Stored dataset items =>
•••••

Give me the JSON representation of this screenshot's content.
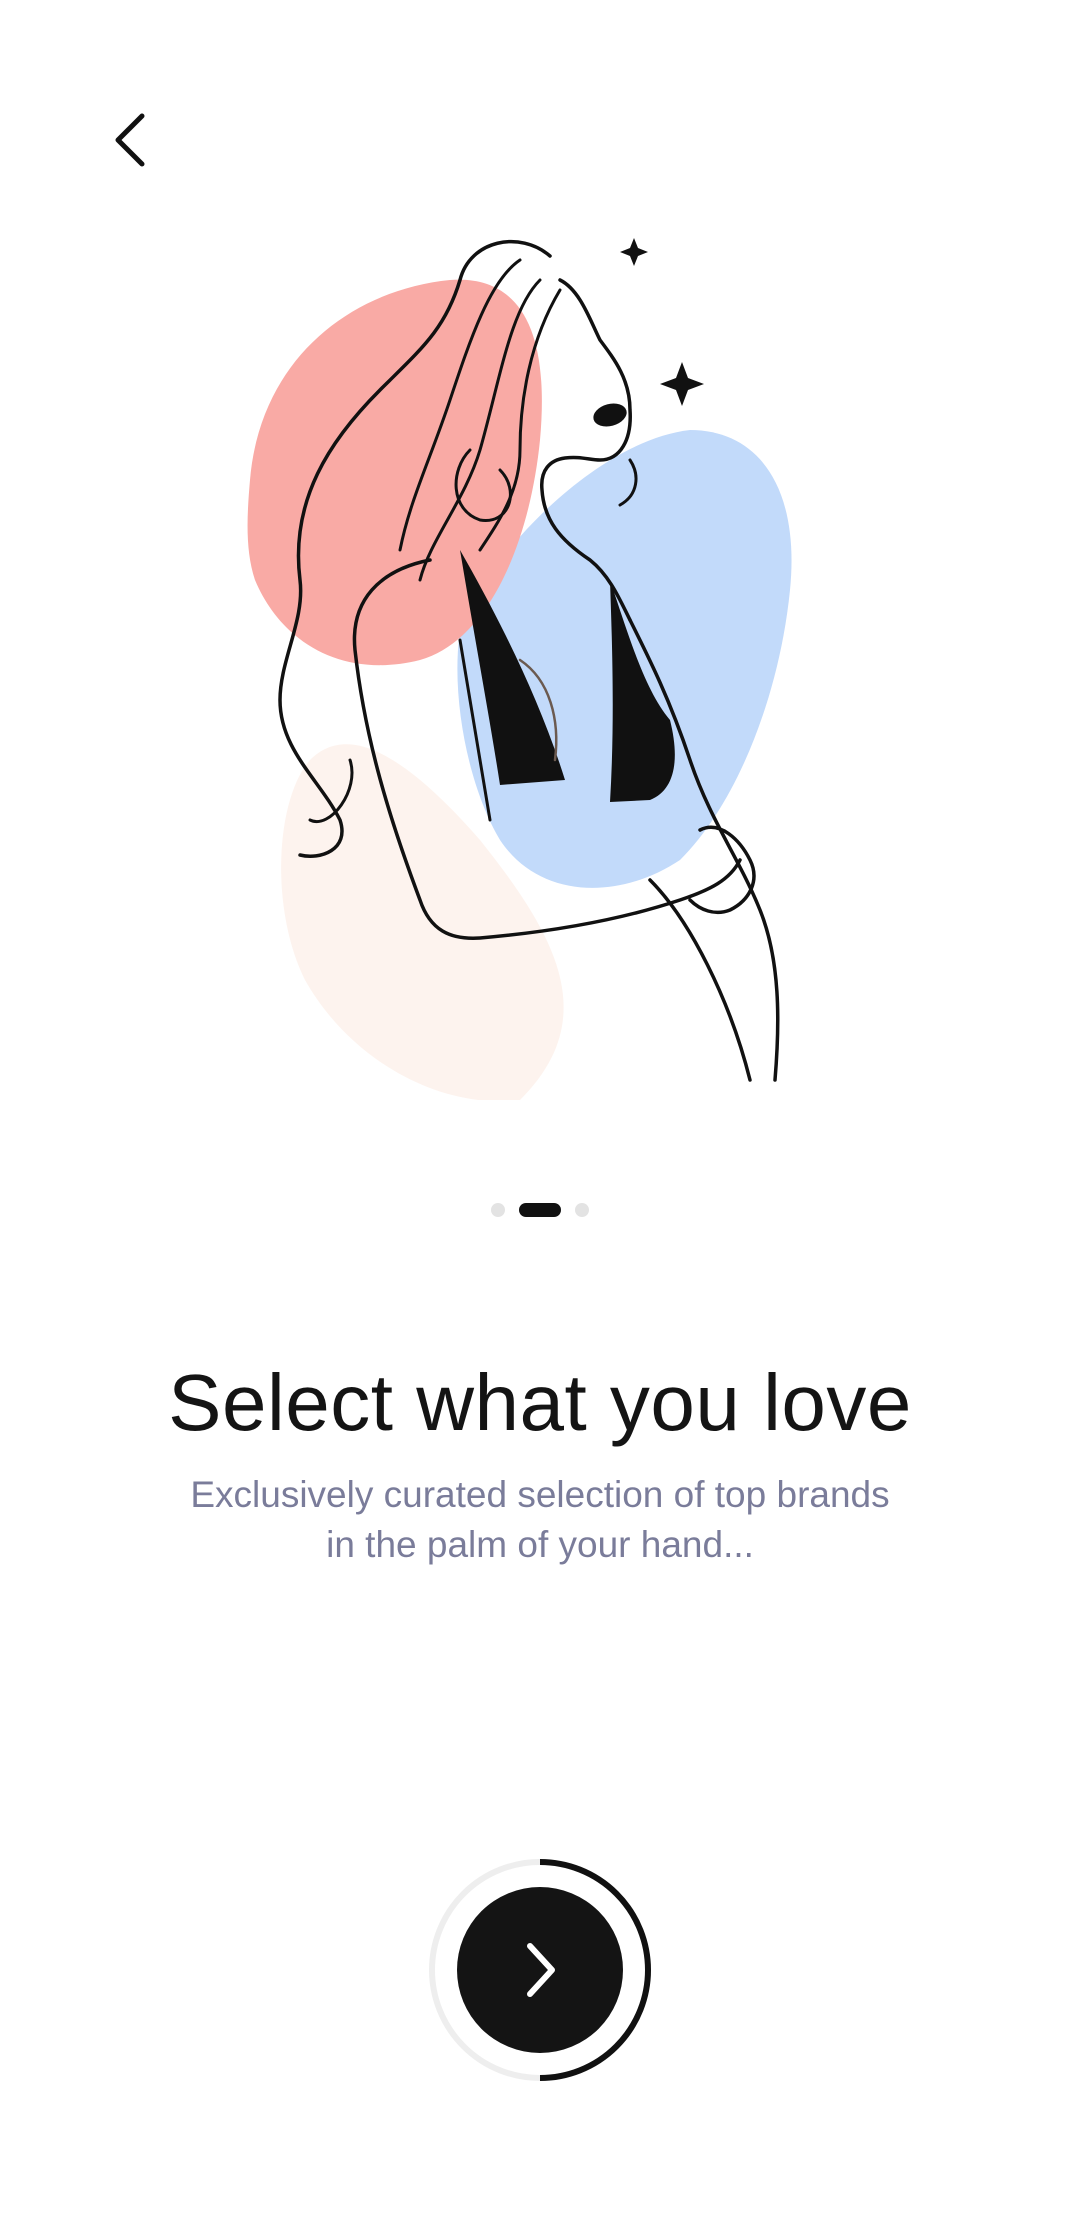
{
  "header": {
    "back_icon": "chevron-left-icon"
  },
  "illustration": {
    "subject": "woman-line-art-illustration",
    "colors": {
      "pink_blob": "#f9aaa5",
      "blue_blob": "#c2dafa",
      "peach_blob": "#fdf3ee",
      "line": "#111111"
    }
  },
  "pager": {
    "count": 3,
    "active_index": 1
  },
  "content": {
    "title": "Select what you love",
    "subtitle": "Exclusively curated selection of top brands in the palm of your hand..."
  },
  "next": {
    "icon": "chevron-right-icon",
    "progress": 0.5,
    "colors": {
      "button": "#141414",
      "ring_track": "#eeeeee",
      "ring_progress": "#111111"
    }
  }
}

•••••

Repeat everything in the records precisely. Images are excluded from the copy.

Give me the JSON representation of this screenshot's content.
{
  "header": {
    "back_icon": "chevron-left-icon"
  },
  "illustration": {
    "subject": "woman-line-art-illustration",
    "colors": {
      "pink_blob": "#f9aaa5",
      "blue_blob": "#c2dafa",
      "peach_blob": "#fdf3ee",
      "line": "#111111"
    }
  },
  "pager": {
    "count": 3,
    "active_index": 1
  },
  "content": {
    "title": "Select what you love",
    "subtitle": "Exclusively curated selection of top brands in the palm of your hand..."
  },
  "next": {
    "icon": "chevron-right-icon",
    "progress": 0.5,
    "colors": {
      "button": "#141414",
      "ring_track": "#eeeeee",
      "ring_progress": "#111111"
    }
  }
}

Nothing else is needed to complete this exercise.